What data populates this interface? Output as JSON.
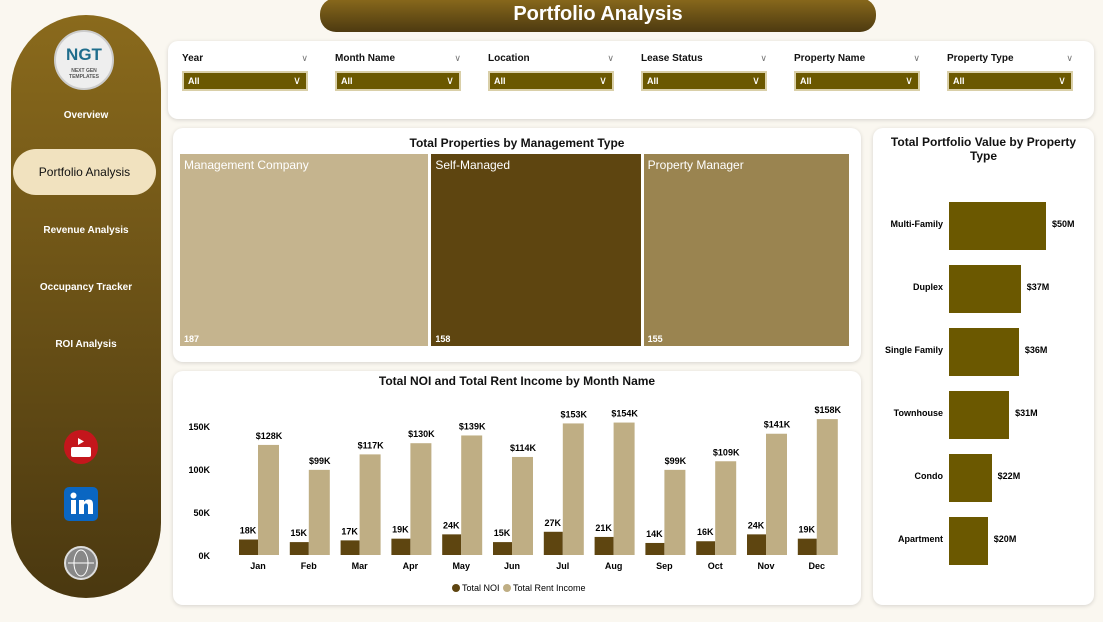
{
  "title": "Portfolio Analysis",
  "sidebar": {
    "logo": "NGT",
    "logo_sub": "NEXT GEN TEMPLATES",
    "items": [
      {
        "label": "Overview"
      },
      {
        "label": "Portfolio Analysis",
        "active": true
      },
      {
        "label": "Revenue Analysis"
      },
      {
        "label": "Occupancy Tracker"
      },
      {
        "label": "ROI Analysis"
      }
    ],
    "social": [
      "youtube-icon",
      "linkedin-icon",
      "globe-icon"
    ]
  },
  "filters": [
    {
      "label": "Year",
      "value": "All"
    },
    {
      "label": "Month Name",
      "value": "All"
    },
    {
      "label": "Location",
      "value": "All"
    },
    {
      "label": "Lease Status",
      "value": "All"
    },
    {
      "label": "Property Name",
      "value": "All"
    },
    {
      "label": "Property Type",
      "value": "All"
    }
  ],
  "colors": {
    "accent": "#6b5800",
    "noi": "#5e4510",
    "rent": "#bfae84"
  },
  "chart_data": [
    {
      "type": "treemap",
      "title": "Total Properties by Management Type",
      "categories": [
        "Management Company",
        "Self-Managed",
        "Property Manager"
      ],
      "values": [
        187,
        158,
        155
      ],
      "value_labels": [
        "187",
        "158",
        "155"
      ],
      "colors": [
        "#c5b48e",
        "#5e4510",
        "#9a8450"
      ]
    },
    {
      "type": "bar",
      "title": "Total NOI and Total Rent Income by Month Name",
      "categories": [
        "Jan",
        "Feb",
        "Mar",
        "Apr",
        "May",
        "Jun",
        "Jul",
        "Aug",
        "Sep",
        "Oct",
        "Nov",
        "Dec"
      ],
      "ylim": [
        0,
        150000
      ],
      "yticks": [
        "0K",
        "50K",
        "100K",
        "150K"
      ],
      "series": [
        {
          "name": "Total NOI",
          "values": [
            18000,
            15000,
            17000,
            19000,
            24000,
            15000,
            27000,
            21000,
            14000,
            16000,
            24000,
            19000
          ],
          "labels": [
            "18K",
            "15K",
            "17K",
            "19K",
            "24K",
            "15K",
            "27K",
            "21K",
            "14K",
            "16K",
            "24K",
            "19K"
          ]
        },
        {
          "name": "Total Rent Income",
          "values": [
            128000,
            99000,
            117000,
            130000,
            139000,
            114000,
            153000,
            154000,
            99000,
            109000,
            141000,
            158000
          ],
          "labels": [
            "$128K",
            "$99K",
            "$117K",
            "$130K",
            "$139K",
            "$114K",
            "$153K",
            "$154K",
            "$99K",
            "$109K",
            "$141K",
            "$158K"
          ]
        }
      ],
      "legend": "bottom"
    },
    {
      "type": "bar",
      "orientation": "horizontal",
      "title": "Total Portfolio Value by Property Type",
      "categories": [
        "Multi-Family",
        "Duplex",
        "Single Family",
        "Townhouse",
        "Condo",
        "Apartment"
      ],
      "values": [
        50,
        37,
        36,
        31,
        22,
        20
      ],
      "unit": "M",
      "labels": [
        "$50M",
        "$37M",
        "$36M",
        "$31M",
        "$22M",
        "$20M"
      ]
    }
  ]
}
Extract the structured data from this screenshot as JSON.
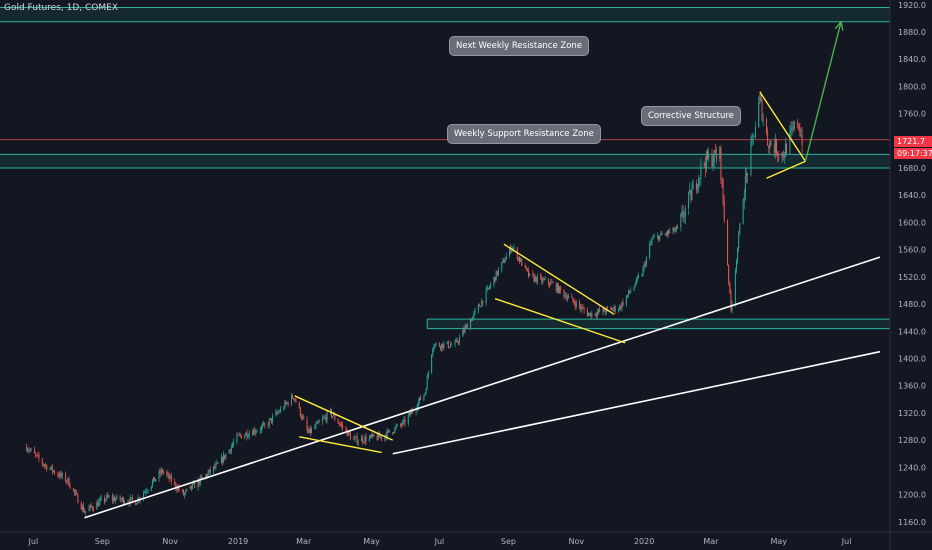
{
  "header": {
    "title": "Gold Futures, 1D, COMEX"
  },
  "annotations": {
    "next_resistance": "Next Weekly Resistance Zone",
    "support_resistance": "Weekly Support Resistance Zone",
    "corrective": "Corrective Structure"
  },
  "price_badge": {
    "price": "1721.7",
    "countdown": "09:17:37",
    "color": "#f23645"
  },
  "colors": {
    "background": "#131722",
    "up": "#26a69a",
    "down": "#ef5350",
    "zone": "#2bb3a0",
    "triangle": "#ffeb3b",
    "trendline": "#ffffff",
    "arrow": "#4caf50",
    "current_price_line": "#ef5350"
  },
  "chart_data": {
    "type": "candlestick",
    "title": "Gold Futures, 1D, COMEX",
    "x_tick_labels": [
      "Jul",
      "Sep",
      "Nov",
      "2019",
      "Mar",
      "May",
      "Jul",
      "Sep",
      "Nov",
      "2020",
      "Mar",
      "May",
      "Jul"
    ],
    "y_tick_labels": [
      1160,
      1200,
      1240,
      1280,
      1320,
      1360,
      1400,
      1440,
      1480,
      1520,
      1560,
      1600,
      1640,
      1680,
      1720,
      1760,
      1800,
      1840,
      1880,
      1920
    ],
    "ylim": [
      1145,
      1927
    ],
    "grid": false,
    "price_path": [
      [
        "2018-06-25",
        1270
      ],
      [
        "2018-07-10",
        1245
      ],
      [
        "2018-08-01",
        1220
      ],
      [
        "2018-08-16",
        1175
      ],
      [
        "2018-09-05",
        1195
      ],
      [
        "2018-10-01",
        1190
      ],
      [
        "2018-10-25",
        1235
      ],
      [
        "2018-11-13",
        1200
      ],
      [
        "2018-12-15",
        1245
      ],
      [
        "2019-01-01",
        1285
      ],
      [
        "2019-01-25",
        1300
      ],
      [
        "2019-02-20",
        1345
      ],
      [
        "2019-03-05",
        1290
      ],
      [
        "2019-03-25",
        1320
      ],
      [
        "2019-04-15",
        1280
      ],
      [
        "2019-05-10",
        1285
      ],
      [
        "2019-05-30",
        1305
      ],
      [
        "2019-06-18",
        1350
      ],
      [
        "2019-06-25",
        1420
      ],
      [
        "2019-07-15",
        1420
      ],
      [
        "2019-08-05",
        1475
      ],
      [
        "2019-09-04",
        1565
      ],
      [
        "2019-09-20",
        1520
      ],
      [
        "2019-10-10",
        1510
      ],
      [
        "2019-11-12",
        1465
      ],
      [
        "2019-12-10",
        1475
      ],
      [
        "2019-12-30",
        1525
      ],
      [
        "2020-01-08",
        1575
      ],
      [
        "2020-01-31",
        1590
      ],
      [
        "2020-02-24",
        1690
      ],
      [
        "2020-03-09",
        1700
      ],
      [
        "2020-03-19",
        1470
      ],
      [
        "2020-03-30",
        1640
      ],
      [
        "2020-04-14",
        1780
      ],
      [
        "2020-04-21",
        1720
      ],
      [
        "2020-05-05",
        1700
      ],
      [
        "2020-05-18",
        1750
      ],
      [
        "2020-05-22",
        1721.7
      ]
    ],
    "zones": [
      {
        "label": "Next Weekly Resistance Zone",
        "from": 1895,
        "to": 1916
      },
      {
        "label": "Weekly Support Resistance Zone",
        "from": 1680,
        "to": 1700
      },
      {
        "from": 1444,
        "to": 1458,
        "start": "2019-06-20"
      }
    ],
    "current_price": 1721.7,
    "countdown": "09:17:37",
    "trendlines": [
      {
        "from": [
          "2018-08-16",
          1166
        ],
        "to": [
          "2020-07-31",
          1549
        ]
      },
      {
        "from": [
          "2019-05-20",
          1260
        ],
        "to": [
          "2020-07-31",
          1410
        ]
      }
    ],
    "triangles": [
      {
        "points": [
          [
            "2019-02-21",
            1345
          ],
          [
            "2019-05-20",
            1280
          ],
          [
            "2019-02-25",
            1285
          ],
          [
            "2019-05-10",
            1262
          ]
        ]
      },
      {
        "points": [
          [
            "2019-08-28",
            1568
          ],
          [
            "2019-12-05",
            1465
          ],
          [
            "2019-08-20",
            1488
          ],
          [
            "2019-12-15",
            1423
          ]
        ]
      },
      {
        "points": [
          [
            "2020-04-14",
            1792
          ],
          [
            "2020-05-25",
            1690
          ],
          [
            "2020-05-25",
            1690
          ],
          [
            "2020-04-20",
            1665
          ]
        ]
      }
    ],
    "projection_arrow": {
      "from": [
        "2020-05-25",
        1690
      ],
      "to": [
        "2020-06-26",
        1895
      ]
    }
  }
}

REQUIRED WORK: Skip the pictures and transcribe the rest of the records exactly.

OUTPUT FOR THIS TASK:
What data populates this interface? Output as JSON.
{
  "title": "Portfolio Analysis",
  "sidebar": {
    "logo": "NGT",
    "logo_sub": "NEXT GEN TEMPLATES",
    "items": [
      {
        "label": "Overview"
      },
      {
        "label": "Portfolio Analysis",
        "active": true
      },
      {
        "label": "Revenue Analysis"
      },
      {
        "label": "Occupancy Tracker"
      },
      {
        "label": "ROI Analysis"
      }
    ],
    "social": [
      "youtube-icon",
      "linkedin-icon",
      "globe-icon"
    ]
  },
  "filters": [
    {
      "label": "Year",
      "value": "All"
    },
    {
      "label": "Month Name",
      "value": "All"
    },
    {
      "label": "Location",
      "value": "All"
    },
    {
      "label": "Lease Status",
      "value": "All"
    },
    {
      "label": "Property Name",
      "value": "All"
    },
    {
      "label": "Property Type",
      "value": "All"
    }
  ],
  "colors": {
    "accent": "#6b5800",
    "noi": "#5e4510",
    "rent": "#bfae84"
  },
  "chart_data": [
    {
      "type": "treemap",
      "title": "Total Properties by Management Type",
      "categories": [
        "Management Company",
        "Self-Managed",
        "Property Manager"
      ],
      "values": [
        187,
        158,
        155
      ],
      "value_labels": [
        "187",
        "158",
        "155"
      ],
      "colors": [
        "#c5b48e",
        "#5e4510",
        "#9a8450"
      ]
    },
    {
      "type": "bar",
      "title": "Total NOI and Total Rent Income by Month Name",
      "categories": [
        "Jan",
        "Feb",
        "Mar",
        "Apr",
        "May",
        "Jun",
        "Jul",
        "Aug",
        "Sep",
        "Oct",
        "Nov",
        "Dec"
      ],
      "ylim": [
        0,
        150000
      ],
      "yticks": [
        "0K",
        "50K",
        "100K",
        "150K"
      ],
      "series": [
        {
          "name": "Total NOI",
          "values": [
            18000,
            15000,
            17000,
            19000,
            24000,
            15000,
            27000,
            21000,
            14000,
            16000,
            24000,
            19000
          ],
          "labels": [
            "18K",
            "15K",
            "17K",
            "19K",
            "24K",
            "15K",
            "27K",
            "21K",
            "14K",
            "16K",
            "24K",
            "19K"
          ]
        },
        {
          "name": "Total Rent Income",
          "values": [
            128000,
            99000,
            117000,
            130000,
            139000,
            114000,
            153000,
            154000,
            99000,
            109000,
            141000,
            158000
          ],
          "labels": [
            "$128K",
            "$99K",
            "$117K",
            "$130K",
            "$139K",
            "$114K",
            "$153K",
            "$154K",
            "$99K",
            "$109K",
            "$141K",
            "$158K"
          ]
        }
      ],
      "legend": "bottom"
    },
    {
      "type": "bar",
      "orientation": "horizontal",
      "title": "Total Portfolio Value by Property Type",
      "categories": [
        "Multi-Family",
        "Duplex",
        "Single Family",
        "Townhouse",
        "Condo",
        "Apartment"
      ],
      "values": [
        50,
        37,
        36,
        31,
        22,
        20
      ],
      "unit": "M",
      "labels": [
        "$50M",
        "$37M",
        "$36M",
        "$31M",
        "$22M",
        "$20M"
      ]
    }
  ]
}
Extract the structured data from this screenshot as JSON.
{
  "header": {
    "title": "Gold Futures, 1D, COMEX"
  },
  "annotations": {
    "next_resistance": "Next Weekly Resistance Zone",
    "support_resistance": "Weekly Support Resistance Zone",
    "corrective": "Corrective Structure"
  },
  "price_badge": {
    "price": "1721.7",
    "countdown": "09:17:37",
    "color": "#f23645"
  },
  "colors": {
    "background": "#131722",
    "up": "#26a69a",
    "down": "#ef5350",
    "zone": "#2bb3a0",
    "triangle": "#ffeb3b",
    "trendline": "#ffffff",
    "arrow": "#4caf50",
    "current_price_line": "#ef5350"
  },
  "chart_data": {
    "type": "candlestick",
    "title": "Gold Futures, 1D, COMEX",
    "x_tick_labels": [
      "Jul",
      "Sep",
      "Nov",
      "2019",
      "Mar",
      "May",
      "Jul",
      "Sep",
      "Nov",
      "2020",
      "Mar",
      "May",
      "Jul"
    ],
    "y_tick_labels": [
      1160,
      1200,
      1240,
      1280,
      1320,
      1360,
      1400,
      1440,
      1480,
      1520,
      1560,
      1600,
      1640,
      1680,
      1720,
      1760,
      1800,
      1840,
      1880,
      1920
    ],
    "ylim": [
      1145,
      1927
    ],
    "grid": false,
    "price_path": [
      [
        "2018-06-25",
        1270
      ],
      [
        "2018-07-10",
        1245
      ],
      [
        "2018-08-01",
        1220
      ],
      [
        "2018-08-16",
        1175
      ],
      [
        "2018-09-05",
        1195
      ],
      [
        "2018-10-01",
        1190
      ],
      [
        "2018-10-25",
        1235
      ],
      [
        "2018-11-13",
        1200
      ],
      [
        "2018-12-15",
        1245
      ],
      [
        "2019-01-01",
        1285
      ],
      [
        "2019-01-25",
        1300
      ],
      [
        "2019-02-20",
        1345
      ],
      [
        "2019-03-05",
        1290
      ],
      [
        "2019-03-25",
        1320
      ],
      [
        "2019-04-15",
        1280
      ],
      [
        "2019-05-10",
        1285
      ],
      [
        "2019-05-30",
        1305
      ],
      [
        "2019-06-18",
        1350
      ],
      [
        "2019-06-25",
        1420
      ],
      [
        "2019-07-15",
        1420
      ],
      [
        "2019-08-05",
        1475
      ],
      [
        "2019-09-04",
        1565
      ],
      [
        "2019-09-20",
        1520
      ],
      [
        "2019-10-10",
        1510
      ],
      [
        "2019-11-12",
        1465
      ],
      [
        "2019-12-10",
        1475
      ],
      [
        "2019-12-30",
        1525
      ],
      [
        "2020-01-08",
        1575
      ],
      [
        "2020-01-31",
        1590
      ],
      [
        "2020-02-24",
        1690
      ],
      [
        "2020-03-09",
        1700
      ],
      [
        "2020-03-19",
        1470
      ],
      [
        "2020-03-30",
        1640
      ],
      [
        "2020-04-14",
        1780
      ],
      [
        "2020-04-21",
        1720
      ],
      [
        "2020-05-05",
        1700
      ],
      [
        "2020-05-18",
        1750
      ],
      [
        "2020-05-22",
        1721.7
      ]
    ],
    "zones": [
      {
        "label": "Next Weekly Resistance Zone",
        "from": 1895,
        "to": 1916
      },
      {
        "label": "Weekly Support Resistance Zone",
        "from": 1680,
        "to": 1700
      },
      {
        "from": 1444,
        "to": 1458,
        "start": "2019-06-20"
      }
    ],
    "current_price": 1721.7,
    "countdown": "09:17:37",
    "trendlines": [
      {
        "from": [
          "2018-08-16",
          1166
        ],
        "to": [
          "2020-07-31",
          1549
        ]
      },
      {
        "from": [
          "2019-05-20",
          1260
        ],
        "to": [
          "2020-07-31",
          1410
        ]
      }
    ],
    "triangles": [
      {
        "points": [
          [
            "2019-02-21",
            1345
          ],
          [
            "2019-05-20",
            1280
          ],
          [
            "2019-02-25",
            1285
          ],
          [
            "2019-05-10",
            1262
          ]
        ]
      },
      {
        "points": [
          [
            "2019-08-28",
            1568
          ],
          [
            "2019-12-05",
            1465
          ],
          [
            "2019-08-20",
            1488
          ],
          [
            "2019-12-15",
            1423
          ]
        ]
      },
      {
        "points": [
          [
            "2020-04-14",
            1792
          ],
          [
            "2020-05-25",
            1690
          ],
          [
            "2020-05-25",
            1690
          ],
          [
            "2020-04-20",
            1665
          ]
        ]
      }
    ],
    "projection_arrow": {
      "from": [
        "2020-05-25",
        1690
      ],
      "to": [
        "2020-06-26",
        1895
      ]
    }
  }
}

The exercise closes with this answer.